Rewrite the rows below, replacing "Patent image size" with "Figure dimensions" in every row and leaving all other text untouched.
━━ MATERIAL SUPPLIED
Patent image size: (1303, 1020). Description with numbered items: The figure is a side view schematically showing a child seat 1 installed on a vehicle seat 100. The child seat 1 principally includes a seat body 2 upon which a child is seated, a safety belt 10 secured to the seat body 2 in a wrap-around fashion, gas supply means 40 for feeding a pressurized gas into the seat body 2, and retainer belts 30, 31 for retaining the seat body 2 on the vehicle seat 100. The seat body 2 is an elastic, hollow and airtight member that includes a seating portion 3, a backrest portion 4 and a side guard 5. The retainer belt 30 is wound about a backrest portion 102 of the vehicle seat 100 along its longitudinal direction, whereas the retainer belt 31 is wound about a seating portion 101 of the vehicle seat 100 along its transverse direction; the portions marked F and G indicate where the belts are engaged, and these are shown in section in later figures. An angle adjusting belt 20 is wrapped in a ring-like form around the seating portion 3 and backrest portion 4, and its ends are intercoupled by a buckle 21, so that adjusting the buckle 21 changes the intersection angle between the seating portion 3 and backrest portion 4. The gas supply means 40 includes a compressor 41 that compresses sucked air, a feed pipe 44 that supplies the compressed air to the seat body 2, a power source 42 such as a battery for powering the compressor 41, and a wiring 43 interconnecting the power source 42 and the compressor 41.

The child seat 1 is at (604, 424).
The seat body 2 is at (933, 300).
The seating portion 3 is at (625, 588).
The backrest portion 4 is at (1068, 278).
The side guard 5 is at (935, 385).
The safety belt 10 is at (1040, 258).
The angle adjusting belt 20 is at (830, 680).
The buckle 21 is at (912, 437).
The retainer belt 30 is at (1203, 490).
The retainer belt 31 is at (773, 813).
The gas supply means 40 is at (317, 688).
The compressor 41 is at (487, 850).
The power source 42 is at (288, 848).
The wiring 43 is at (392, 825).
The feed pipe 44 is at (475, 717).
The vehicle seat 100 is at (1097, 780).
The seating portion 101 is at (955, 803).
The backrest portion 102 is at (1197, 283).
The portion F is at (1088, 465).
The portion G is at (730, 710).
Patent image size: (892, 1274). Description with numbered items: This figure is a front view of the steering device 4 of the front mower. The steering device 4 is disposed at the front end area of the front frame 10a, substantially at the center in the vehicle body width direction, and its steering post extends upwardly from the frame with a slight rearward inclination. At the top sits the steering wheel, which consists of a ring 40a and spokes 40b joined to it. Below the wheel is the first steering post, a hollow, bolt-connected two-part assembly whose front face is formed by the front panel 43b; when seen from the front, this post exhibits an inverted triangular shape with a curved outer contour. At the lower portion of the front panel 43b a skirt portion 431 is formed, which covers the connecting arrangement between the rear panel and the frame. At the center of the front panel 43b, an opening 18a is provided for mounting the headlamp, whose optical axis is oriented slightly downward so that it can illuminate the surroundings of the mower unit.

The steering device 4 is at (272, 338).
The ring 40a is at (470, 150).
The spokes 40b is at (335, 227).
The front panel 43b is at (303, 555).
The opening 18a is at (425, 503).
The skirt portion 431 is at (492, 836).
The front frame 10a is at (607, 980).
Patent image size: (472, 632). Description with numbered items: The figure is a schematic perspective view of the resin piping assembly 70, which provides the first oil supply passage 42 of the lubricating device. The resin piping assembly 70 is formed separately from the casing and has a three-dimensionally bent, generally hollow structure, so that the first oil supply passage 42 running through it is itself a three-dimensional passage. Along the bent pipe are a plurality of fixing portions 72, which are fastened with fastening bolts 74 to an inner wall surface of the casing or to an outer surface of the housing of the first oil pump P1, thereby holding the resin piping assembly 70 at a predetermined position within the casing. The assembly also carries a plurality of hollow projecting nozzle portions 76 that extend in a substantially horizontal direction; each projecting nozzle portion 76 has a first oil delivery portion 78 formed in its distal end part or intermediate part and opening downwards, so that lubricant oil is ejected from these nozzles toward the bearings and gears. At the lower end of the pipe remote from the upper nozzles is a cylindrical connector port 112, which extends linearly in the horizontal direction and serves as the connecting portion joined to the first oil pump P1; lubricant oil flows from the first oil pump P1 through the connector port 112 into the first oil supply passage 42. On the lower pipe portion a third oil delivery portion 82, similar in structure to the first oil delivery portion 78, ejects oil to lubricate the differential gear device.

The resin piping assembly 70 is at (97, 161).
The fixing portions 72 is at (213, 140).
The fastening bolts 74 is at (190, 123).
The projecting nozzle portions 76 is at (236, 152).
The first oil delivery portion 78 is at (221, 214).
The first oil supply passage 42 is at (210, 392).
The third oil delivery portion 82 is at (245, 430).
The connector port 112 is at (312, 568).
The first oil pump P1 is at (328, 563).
━━━━
> _RESULT FOR THIS TASK_:
Figure dimensions: (1303, 1020). Description with numbered items: The figure is a side view schematically showing a child seat 1 installed on a vehicle seat 100. The child seat 1 principally includes a seat body 2 upon which a child is seated, a safety belt 10 secured to the seat body 2 in a wrap-around fashion, gas supply means 40 for feeding a pressurized gas into the seat body 2, and retainer belts 30, 31 for retaining the seat body 2 on the vehicle seat 100. The seat body 2 is an elastic, hollow and airtight member that includes a seating portion 3, a backrest portion 4 and a side guard 5. The retainer belt 30 is wound about a backrest portion 102 of the vehicle seat 100 along its longitudinal direction, whereas the retainer belt 31 is wound about a seating portion 101 of the vehicle seat 100 along its transverse direction; the portions marked F and G indicate where the belts are engaged, and these are shown in section in later figures. An angle adjusting belt 20 is wrapped in a ring-like form around the seating portion 3 and backrest portion 4, and its ends are intercoupled by a buckle 21, so that adjusting the buckle 21 changes the intersection angle between the seating portion 3 and backrest portion 4. The gas supply means 40 includes a compressor 41 that compresses sucked air, a feed pipe 44 that supplies the compressed air to the seat body 2, a power source 42 such as a battery for powering the compressor 41, and a wiring 43 interconnecting the power source 42 and the compressor 41.

The child seat 1 is at (604, 424).
The seat body 2 is at (933, 300).
The seating portion 3 is at (625, 588).
The backrest portion 4 is at (1068, 278).
The side guard 5 is at (935, 385).
The safety belt 10 is at (1040, 258).
The angle adjusting belt 20 is at (830, 680).
The buckle 21 is at (912, 437).
The retainer belt 30 is at (1203, 490).
The retainer belt 31 is at (773, 813).
The gas supply means 40 is at (317, 688).
The compressor 41 is at (487, 850).
The power source 42 is at (288, 848).
The wiring 43 is at (392, 825).
The feed pipe 44 is at (475, 717).
The vehicle seat 100 is at (1097, 780).
The seating portion 101 is at (955, 803).
The backrest portion 102 is at (1197, 283).
The portion F is at (1088, 465).
The portion G is at (730, 710).
Figure dimensions: (892, 1274). Description with numbered items: This figure is a front view of the steering device 4 of the front mower. The steering device 4 is disposed at the front end area of the front frame 10a, substantially at the center in the vehicle body width direction, and its steering post extends upwardly from the frame with a slight rearward inclination. At the top sits the steering wheel, which consists of a ring 40a and spokes 40b joined to it. Below the wheel is the first steering post, a hollow, bolt-connected two-part assembly whose front face is formed by the front panel 43b; when seen from the front, this post exhibits an inverted triangular shape with a curved outer contour. At the lower portion of the front panel 43b a skirt portion 431 is formed, which covers the connecting arrangement between the rear panel and the frame. At the center of the front panel 43b, an opening 18a is provided for mounting the headlamp, whose optical axis is oriented slightly downward so that it can illuminate the surroundings of the mower unit.

The steering device 4 is at (272, 338).
The ring 40a is at (470, 150).
The spokes 40b is at (335, 227).
The front panel 43b is at (303, 555).
The opening 18a is at (425, 503).
The skirt portion 431 is at (492, 836).
The front frame 10a is at (607, 980).
Figure dimensions: (472, 632). Description with numbered items: The figure is a schematic perspective view of the resin piping assembly 70, which provides the first oil supply passage 42 of the lubricating device. The resin piping assembly 70 is formed separately from the casing and has a three-dimensionally bent, generally hollow structure, so that the first oil supply passage 42 running through it is itself a three-dimensional passage. Along the bent pipe are a plurality of fixing portions 72, which are fastened with fastening bolts 74 to an inner wall surface of the casing or to an outer surface of the housing of the first oil pump P1, thereby holding the resin piping assembly 70 at a predetermined position within the casing. The assembly also carries a plurality of hollow projecting nozzle portions 76 that extend in a substantially horizontal direction; each projecting nozzle portion 76 has a first oil delivery portion 78 formed in its distal end part or intermediate part and opening downwards, so that lubricant oil is ejected from these nozzles toward the bearings and gears. At the lower end of the pipe remote from the upper nozzles is a cylindrical connector port 112, which extends linearly in the horizontal direction and serves as the connecting portion joined to the first oil pump P1; lubricant oil flows from the first oil pump P1 through the connector port 112 into the first oil supply passage 42. On the lower pipe portion a third oil delivery portion 82, similar in structure to the first oil delivery portion 78, ejects oil to lubricate the differential gear device.

The resin piping assembly 70 is at (97, 161).
The fixing portions 72 is at (213, 140).
The fastening bolts 74 is at (190, 123).
The projecting nozzle portions 76 is at (236, 152).
The first oil delivery portion 78 is at (221, 214).
The first oil supply passage 42 is at (210, 392).
The third oil delivery portion 82 is at (245, 430).
The connector port 112 is at (312, 568).
The first oil pump P1 is at (328, 563).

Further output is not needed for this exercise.